start

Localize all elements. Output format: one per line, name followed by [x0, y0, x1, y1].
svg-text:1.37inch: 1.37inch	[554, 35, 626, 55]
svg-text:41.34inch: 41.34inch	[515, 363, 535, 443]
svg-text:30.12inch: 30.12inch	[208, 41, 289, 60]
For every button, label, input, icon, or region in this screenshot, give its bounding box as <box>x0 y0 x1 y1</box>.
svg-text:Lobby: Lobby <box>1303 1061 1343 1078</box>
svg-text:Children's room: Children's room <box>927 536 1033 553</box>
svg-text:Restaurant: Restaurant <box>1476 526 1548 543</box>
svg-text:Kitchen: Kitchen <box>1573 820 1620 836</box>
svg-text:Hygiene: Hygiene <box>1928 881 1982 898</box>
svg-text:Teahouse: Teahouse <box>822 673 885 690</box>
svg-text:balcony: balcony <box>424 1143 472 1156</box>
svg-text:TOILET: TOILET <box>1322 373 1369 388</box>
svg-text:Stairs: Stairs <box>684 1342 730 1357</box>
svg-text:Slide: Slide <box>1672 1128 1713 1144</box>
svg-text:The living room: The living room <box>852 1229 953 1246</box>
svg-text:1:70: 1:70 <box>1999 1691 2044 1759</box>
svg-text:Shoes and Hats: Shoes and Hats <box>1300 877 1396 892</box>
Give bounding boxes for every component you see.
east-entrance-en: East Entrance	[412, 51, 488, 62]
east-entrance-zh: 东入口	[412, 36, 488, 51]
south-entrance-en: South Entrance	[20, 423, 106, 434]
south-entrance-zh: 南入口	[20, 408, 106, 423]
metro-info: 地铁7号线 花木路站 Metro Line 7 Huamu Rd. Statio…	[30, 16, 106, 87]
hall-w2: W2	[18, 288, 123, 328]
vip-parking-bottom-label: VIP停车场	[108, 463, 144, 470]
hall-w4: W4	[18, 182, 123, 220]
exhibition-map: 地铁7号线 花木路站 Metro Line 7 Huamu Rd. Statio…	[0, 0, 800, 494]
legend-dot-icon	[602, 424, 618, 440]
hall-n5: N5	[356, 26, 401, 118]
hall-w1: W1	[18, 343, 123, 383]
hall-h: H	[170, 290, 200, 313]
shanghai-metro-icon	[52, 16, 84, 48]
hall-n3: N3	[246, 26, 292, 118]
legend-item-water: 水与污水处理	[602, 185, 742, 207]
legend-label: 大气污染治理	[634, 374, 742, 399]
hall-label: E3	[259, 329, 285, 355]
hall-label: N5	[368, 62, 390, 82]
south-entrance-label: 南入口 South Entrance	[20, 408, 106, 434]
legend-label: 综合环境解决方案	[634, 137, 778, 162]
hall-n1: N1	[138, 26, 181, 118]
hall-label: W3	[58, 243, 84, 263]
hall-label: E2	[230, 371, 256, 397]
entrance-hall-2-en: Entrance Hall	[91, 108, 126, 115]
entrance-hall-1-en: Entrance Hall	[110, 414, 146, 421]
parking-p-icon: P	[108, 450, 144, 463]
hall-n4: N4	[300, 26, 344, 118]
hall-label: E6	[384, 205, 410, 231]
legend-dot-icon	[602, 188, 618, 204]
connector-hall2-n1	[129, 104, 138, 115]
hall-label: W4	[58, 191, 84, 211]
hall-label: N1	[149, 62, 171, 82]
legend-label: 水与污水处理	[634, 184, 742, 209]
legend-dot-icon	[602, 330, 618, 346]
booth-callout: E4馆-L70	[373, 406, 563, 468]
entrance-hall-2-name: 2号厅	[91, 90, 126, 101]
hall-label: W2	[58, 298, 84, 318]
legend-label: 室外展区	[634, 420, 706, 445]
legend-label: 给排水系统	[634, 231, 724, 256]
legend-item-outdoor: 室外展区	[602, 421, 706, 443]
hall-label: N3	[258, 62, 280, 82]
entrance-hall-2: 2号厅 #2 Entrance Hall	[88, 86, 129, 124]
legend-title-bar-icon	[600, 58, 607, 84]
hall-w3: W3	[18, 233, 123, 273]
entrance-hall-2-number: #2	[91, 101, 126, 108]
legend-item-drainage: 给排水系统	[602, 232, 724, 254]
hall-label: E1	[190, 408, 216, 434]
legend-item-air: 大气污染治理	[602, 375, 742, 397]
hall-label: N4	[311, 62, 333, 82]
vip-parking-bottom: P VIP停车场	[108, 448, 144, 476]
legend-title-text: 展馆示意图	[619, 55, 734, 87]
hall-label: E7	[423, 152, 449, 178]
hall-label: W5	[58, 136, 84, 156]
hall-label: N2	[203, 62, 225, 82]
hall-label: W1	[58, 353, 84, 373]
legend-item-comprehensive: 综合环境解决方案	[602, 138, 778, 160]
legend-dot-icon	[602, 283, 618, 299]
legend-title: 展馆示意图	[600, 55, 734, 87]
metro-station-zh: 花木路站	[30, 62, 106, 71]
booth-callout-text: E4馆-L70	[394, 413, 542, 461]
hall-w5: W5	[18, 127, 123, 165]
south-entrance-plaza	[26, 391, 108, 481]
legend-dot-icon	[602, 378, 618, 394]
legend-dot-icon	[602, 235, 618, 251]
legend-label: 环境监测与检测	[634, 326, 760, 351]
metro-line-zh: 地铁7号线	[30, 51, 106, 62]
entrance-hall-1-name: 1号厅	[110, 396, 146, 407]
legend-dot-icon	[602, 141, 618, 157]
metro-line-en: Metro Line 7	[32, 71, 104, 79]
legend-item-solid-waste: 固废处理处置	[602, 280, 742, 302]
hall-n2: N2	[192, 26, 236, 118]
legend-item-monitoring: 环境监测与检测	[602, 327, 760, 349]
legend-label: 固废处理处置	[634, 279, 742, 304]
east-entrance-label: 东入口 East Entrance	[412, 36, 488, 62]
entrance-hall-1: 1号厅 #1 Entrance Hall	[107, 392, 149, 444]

end

**Exercise description**
Rewrite the items from the very first line through the line that contains "16, 84, 48]", replacing "bounding" with "enclosing" wherever it occurs and leaving everything else unchanged.

**Exercise solution**
Localize all elements. Output format: one per line, name followed by [x0, y0, x1, y1].
svg-text:1.37inch: 1.37inch	[554, 35, 626, 55]
svg-text:41.34inch: 41.34inch	[515, 363, 535, 443]
svg-text:30.12inch: 30.12inch	[208, 41, 289, 60]
For every button, label, input, icon, or region in this screenshot, give its enclosing box as <box>x0 y0 x1 y1</box>.
svg-text:Lobby: Lobby <box>1303 1061 1343 1078</box>
svg-text:Children's room: Children's room <box>927 536 1033 553</box>
svg-text:Restaurant: Restaurant <box>1476 526 1548 543</box>
svg-text:Kitchen: Kitchen <box>1573 820 1620 836</box>
svg-text:Hygiene: Hygiene <box>1928 881 1982 898</box>
svg-text:Teahouse: Teahouse <box>822 673 885 690</box>
svg-text:balcony: balcony <box>424 1143 472 1156</box>
svg-text:TOILET: TOILET <box>1322 373 1369 388</box>
svg-text:Stairs: Stairs <box>684 1342 730 1357</box>
svg-text:Slide: Slide <box>1672 1128 1713 1144</box>
svg-text:The living room: The living room <box>852 1229 953 1246</box>
svg-text:1:70: 1:70 <box>1999 1691 2044 1759</box>
svg-text:Shoes and Hats: Shoes and Hats <box>1300 877 1396 892</box>
Give enclosing boxes for every component you see.
east-entrance-en: East Entrance	[412, 51, 488, 62]
east-entrance-zh: 东入口	[412, 36, 488, 51]
south-entrance-en: South Entrance	[20, 423, 106, 434]
south-entrance-zh: 南入口	[20, 408, 106, 423]
metro-info: 地铁7号线 花木路站 Metro Line 7 Huamu Rd. Statio…	[30, 16, 106, 87]
hall-w2: W2	[18, 288, 123, 328]
vip-parking-bottom-label: VIP停车场	[108, 463, 144, 470]
hall-w4: W4	[18, 182, 123, 220]
exhibition-map: 地铁7号线 花木路站 Metro Line 7 Huamu Rd. Statio…	[0, 0, 800, 494]
legend-dot-icon	[602, 424, 618, 440]
hall-n5: N5	[356, 26, 401, 118]
hall-w1: W1	[18, 343, 123, 383]
hall-h: H	[170, 290, 200, 313]
shanghai-metro-icon	[52, 16, 84, 48]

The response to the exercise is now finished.